> [Exercise task]
Copy every one of the items below word for word, leaving out the pictures.

[Spatial layout entries]
■ ■ ■ ■ ■ ■ ■

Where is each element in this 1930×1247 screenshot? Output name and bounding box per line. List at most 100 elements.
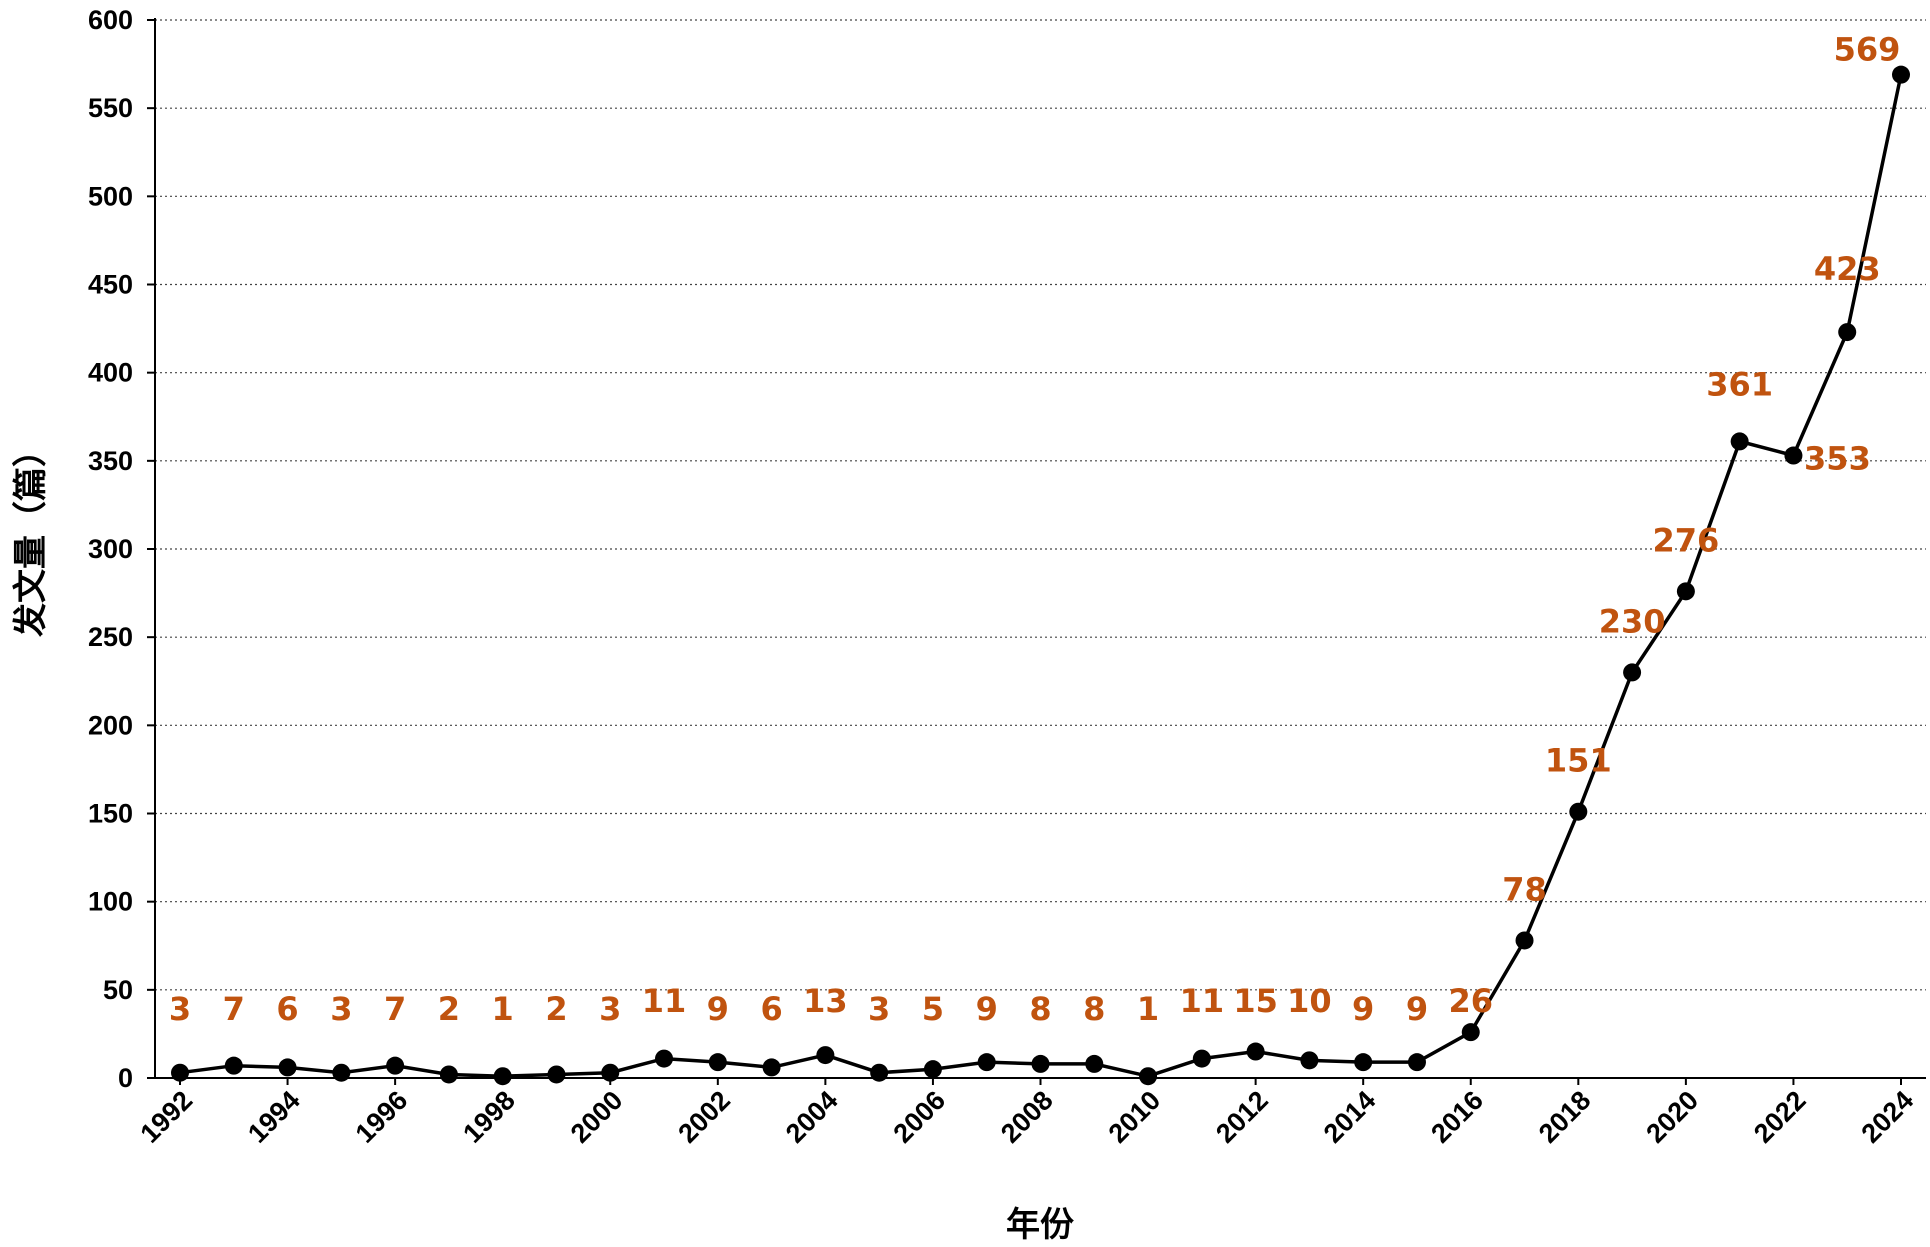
data-label: 423 bbox=[1814, 250, 1881, 288]
data-label: 2 bbox=[438, 990, 460, 1028]
data-point bbox=[386, 1056, 405, 1075]
x-axis-title: 年份 bbox=[1006, 1205, 1074, 1245]
x-tick-label: 2016 bbox=[1425, 1085, 1489, 1149]
x-tick-label: 2022 bbox=[1748, 1085, 1812, 1149]
data-point bbox=[332, 1063, 351, 1082]
data-label: 3 bbox=[599, 990, 621, 1028]
data-label: 9 bbox=[707, 990, 729, 1028]
data-point bbox=[1139, 1067, 1158, 1086]
y-tick-label: 600 bbox=[88, 5, 133, 35]
data-labels: 3 7 6 3 7 2 1 2 3 11 9 6 13 3 5 9 8 8 1 11 15 10 9 9 26781512302… bbox=[169, 31, 1901, 1028]
x-tick-label: 2020 bbox=[1640, 1085, 1704, 1149]
data-point bbox=[547, 1065, 566, 1084]
x-tick-label: 1994 bbox=[242, 1085, 306, 1149]
data-point bbox=[1085, 1054, 1104, 1073]
data-point bbox=[1031, 1054, 1050, 1073]
data-point bbox=[1354, 1053, 1373, 1072]
data-point bbox=[1246, 1042, 1265, 1061]
y-tick-label: 200 bbox=[88, 710, 133, 740]
data-label: 569 bbox=[1834, 31, 1901, 69]
x-tick-label: 2008 bbox=[995, 1085, 1059, 1149]
x-tick-label: 1992 bbox=[135, 1085, 199, 1149]
y-tick-label: 550 bbox=[88, 93, 133, 123]
data-label: 8 bbox=[1083, 990, 1105, 1028]
data-point bbox=[1569, 802, 1588, 821]
y-axis-title: 发文量（篇） bbox=[11, 433, 51, 637]
x-tick-label: 1996 bbox=[350, 1085, 414, 1149]
data-label: 13 bbox=[803, 982, 848, 1020]
x-tick-label: 1998 bbox=[457, 1085, 521, 1149]
data-label: 10 bbox=[1287, 982, 1332, 1020]
x-tick-label: 2010 bbox=[1103, 1085, 1167, 1149]
data-point bbox=[601, 1063, 620, 1082]
data-point bbox=[762, 1058, 781, 1077]
y-tick-label: 400 bbox=[88, 358, 133, 388]
x-tick-label: 2000 bbox=[565, 1085, 629, 1149]
y-tick-label: 50 bbox=[103, 975, 133, 1005]
data-point bbox=[1515, 931, 1534, 950]
data-point bbox=[1676, 582, 1695, 601]
data-point bbox=[493, 1067, 512, 1086]
data-point bbox=[439, 1065, 458, 1084]
x-tick-label: 2018 bbox=[1533, 1085, 1597, 1149]
data-point bbox=[1461, 1023, 1480, 1042]
data-label: 353 bbox=[1804, 440, 1871, 478]
data-label: 230 bbox=[1599, 602, 1666, 640]
data-label: 3 bbox=[169, 990, 191, 1028]
data-label: 6 bbox=[276, 990, 298, 1028]
data-point bbox=[1407, 1053, 1426, 1072]
data-point bbox=[655, 1049, 674, 1068]
data-label: 15 bbox=[1233, 982, 1278, 1020]
y-tick-label: 0 bbox=[118, 1063, 133, 1093]
data-point bbox=[923, 1060, 942, 1079]
data-label: 1 bbox=[1137, 990, 1159, 1028]
data-point bbox=[278, 1058, 297, 1077]
y-tick-label: 300 bbox=[88, 534, 133, 564]
data-label: 78 bbox=[1502, 870, 1547, 908]
data-point bbox=[708, 1053, 727, 1072]
y-tick-label: 250 bbox=[88, 622, 133, 652]
data-label: 3 bbox=[868, 990, 890, 1028]
data-point bbox=[224, 1056, 243, 1075]
data-label: 2 bbox=[545, 990, 567, 1028]
y-tick-labels: 0 50 100 150 200 250 300 350 400 450 500 550 600 bbox=[88, 5, 133, 1093]
data-label: 9 bbox=[1406, 990, 1428, 1028]
y-tick-label: 500 bbox=[88, 181, 133, 211]
data-label: 6 bbox=[760, 990, 782, 1028]
data-point bbox=[870, 1063, 889, 1082]
x-tick-label: 2012 bbox=[1210, 1085, 1274, 1149]
x-tick-label: 2014 bbox=[1318, 1085, 1382, 1149]
data-label: 8 bbox=[1029, 990, 1051, 1028]
data-point bbox=[1730, 432, 1749, 451]
data-point bbox=[1892, 65, 1910, 84]
data-label: 276 bbox=[1652, 521, 1719, 559]
y-tick-label: 150 bbox=[88, 799, 133, 829]
data-point bbox=[1838, 323, 1857, 342]
data-point bbox=[977, 1053, 996, 1072]
x-tick-label: 2002 bbox=[672, 1085, 736, 1149]
x-tick-label: 2004 bbox=[780, 1085, 844, 1149]
data-label: 9 bbox=[1352, 990, 1374, 1028]
data-label: 5 bbox=[922, 990, 944, 1028]
data-point bbox=[1300, 1051, 1319, 1070]
data-point bbox=[1192, 1049, 1211, 1068]
data-point bbox=[816, 1046, 835, 1065]
data-label: 151 bbox=[1545, 742, 1612, 780]
x-tick-label: 2006 bbox=[887, 1085, 951, 1149]
x-tick-labels: 1992 1994 1996 1998 2000 2002 2004 2006 2008 2010… bbox=[135, 1085, 1920, 1149]
grid-lines bbox=[155, 19, 1926, 991]
data-label: 9 bbox=[976, 990, 998, 1028]
x-tick-label: 2024 bbox=[1856, 1085, 1920, 1149]
data-point bbox=[1784, 446, 1803, 465]
data-label: 11 bbox=[1180, 982, 1225, 1020]
series bbox=[171, 65, 1910, 1086]
data-label: 361 bbox=[1706, 365, 1773, 403]
data-label: 7 bbox=[223, 990, 245, 1028]
data-label: 7 bbox=[384, 990, 406, 1028]
y-tick-label: 450 bbox=[88, 270, 133, 300]
series-line bbox=[179, 74, 1903, 1079]
y-tick-label: 100 bbox=[88, 887, 133, 917]
data-label: 26 bbox=[1448, 982, 1493, 1020]
data-label: 1 bbox=[492, 990, 514, 1028]
data-point bbox=[171, 1063, 189, 1082]
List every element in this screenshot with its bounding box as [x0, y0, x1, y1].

■ ■ ■ ■ ■ ■ ■

> [Task response]
Where is each element in this 1930×1247 screenshot? Output name and bounding box per line. List at most 100 elements.
data-label: 423 bbox=[1814, 250, 1881, 288]
data-label: 2 bbox=[438, 990, 460, 1028]
data-point bbox=[386, 1056, 405, 1075]
x-axis-title: 年份 bbox=[1006, 1205, 1074, 1245]
x-tick-label: 2016 bbox=[1425, 1085, 1489, 1149]
x-tick-label: 2022 bbox=[1748, 1085, 1812, 1149]
data-point bbox=[332, 1063, 351, 1082]
data-label: 3 bbox=[599, 990, 621, 1028]
data-label: 9 bbox=[707, 990, 729, 1028]
data-point bbox=[1139, 1067, 1158, 1086]
y-tick-label: 600 bbox=[88, 5, 133, 35]
data-labels: 3 7 6 3 7 2 1 2 3 11 9 6 13 3 5 9 8 8 1 11 15 10 9 9 26781512302… bbox=[169, 31, 1901, 1028]
x-tick-label: 2020 bbox=[1640, 1085, 1704, 1149]
data-point bbox=[547, 1065, 566, 1084]
x-tick-label: 1994 bbox=[242, 1085, 306, 1149]
data-point bbox=[1085, 1054, 1104, 1073]
data-point bbox=[1031, 1054, 1050, 1073]
data-point bbox=[1354, 1053, 1373, 1072]
data-point bbox=[1246, 1042, 1265, 1061]
y-tick-label: 200 bbox=[88, 710, 133, 740]
data-label: 569 bbox=[1834, 31, 1901, 69]
x-tick-label: 2008 bbox=[995, 1085, 1059, 1149]
x-tick-label: 1992 bbox=[135, 1085, 199, 1149]
y-tick-label: 550 bbox=[88, 93, 133, 123]
data-label: 8 bbox=[1083, 990, 1105, 1028]
data-point bbox=[1569, 802, 1588, 821]
y-axis-title: 发文量（篇） bbox=[11, 433, 51, 637]
x-tick-label: 1996 bbox=[350, 1085, 414, 1149]
data-label: 13 bbox=[803, 982, 848, 1020]
x-tick-label: 1998 bbox=[457, 1085, 521, 1149]
data-label: 10 bbox=[1287, 982, 1332, 1020]
x-tick-label: 2010 bbox=[1103, 1085, 1167, 1149]
data-point bbox=[601, 1063, 620, 1082]
data-point bbox=[762, 1058, 781, 1077]
y-tick-label: 400 bbox=[88, 358, 133, 388]
x-tick-label: 2000 bbox=[565, 1085, 629, 1149]
y-tick-label: 50 bbox=[103, 975, 133, 1005]
data-point bbox=[1515, 931, 1534, 950]
data-point bbox=[1676, 582, 1695, 601]
data-point bbox=[493, 1067, 512, 1086]
data-point bbox=[439, 1065, 458, 1084]
x-tick-label: 2018 bbox=[1533, 1085, 1597, 1149]
data-point bbox=[1461, 1023, 1480, 1042]
data-label: 353 bbox=[1804, 440, 1871, 478]
data-label: 230 bbox=[1599, 602, 1666, 640]
data-label: 3 bbox=[169, 990, 191, 1028]
data-label: 6 bbox=[276, 990, 298, 1028]
data-point bbox=[1407, 1053, 1426, 1072]
data-point bbox=[655, 1049, 674, 1068]
data-label: 15 bbox=[1233, 982, 1278, 1020]
y-tick-label: 0 bbox=[118, 1063, 133, 1093]
data-point bbox=[923, 1060, 942, 1079]
data-label: 1 bbox=[1137, 990, 1159, 1028]
data-point bbox=[278, 1058, 297, 1077]
y-tick-label: 300 bbox=[88, 534, 133, 564]
data-label: 78 bbox=[1502, 870, 1547, 908]
data-point bbox=[708, 1053, 727, 1072]
y-tick-label: 250 bbox=[88, 622, 133, 652]
data-label: 3 bbox=[868, 990, 890, 1028]
data-point bbox=[224, 1056, 243, 1075]
data-label: 2 bbox=[545, 990, 567, 1028]
y-tick-labels: 0 50 100 150 200 250 300 350 400 450 500 550 600 bbox=[88, 5, 133, 1093]
data-label: 9 bbox=[1406, 990, 1428, 1028]
y-tick-label: 500 bbox=[88, 181, 133, 211]
data-label: 6 bbox=[760, 990, 782, 1028]
data-point bbox=[870, 1063, 889, 1082]
x-tick-label: 2012 bbox=[1210, 1085, 1274, 1149]
x-tick-label: 2014 bbox=[1318, 1085, 1382, 1149]
data-label: 8 bbox=[1029, 990, 1051, 1028]
data-point bbox=[1730, 432, 1749, 451]
data-point bbox=[1892, 65, 1910, 84]
data-label: 276 bbox=[1652, 521, 1719, 559]
y-tick-label: 150 bbox=[88, 799, 133, 829]
data-point bbox=[1838, 323, 1857, 342]
data-point bbox=[977, 1053, 996, 1072]
x-tick-label: 2002 bbox=[672, 1085, 736, 1149]
x-tick-label: 2004 bbox=[780, 1085, 844, 1149]
data-label: 9 bbox=[1352, 990, 1374, 1028]
data-label: 5 bbox=[922, 990, 944, 1028]
data-point bbox=[1300, 1051, 1319, 1070]
data-point bbox=[1192, 1049, 1211, 1068]
data-point bbox=[816, 1046, 835, 1065]
data-label: 151 bbox=[1545, 742, 1612, 780]
x-tick-label: 2006 bbox=[887, 1085, 951, 1149]
x-tick-labels: 1992 1994 1996 1998 2000 2002 2004 2006 2008 2010… bbox=[135, 1085, 1920, 1149]
grid-lines bbox=[155, 19, 1926, 991]
data-label: 9 bbox=[976, 990, 998, 1028]
x-tick-label: 2024 bbox=[1856, 1085, 1920, 1149]
data-point bbox=[1784, 446, 1803, 465]
data-label: 11 bbox=[1180, 982, 1225, 1020]
series bbox=[171, 65, 1910, 1086]
data-label: 361 bbox=[1706, 365, 1773, 403]
data-label: 7 bbox=[223, 990, 245, 1028]
data-label: 7 bbox=[384, 990, 406, 1028]
y-tick-label: 450 bbox=[88, 270, 133, 300]
series-line bbox=[179, 74, 1903, 1079]
y-tick-label: 100 bbox=[88, 887, 133, 917]
data-label: 26 bbox=[1448, 982, 1493, 1020]
data-label: 1 bbox=[492, 990, 514, 1028]
data-point bbox=[171, 1063, 189, 1082]
List every element in this screenshot with its bounding box as [x0, y0, x1, y1].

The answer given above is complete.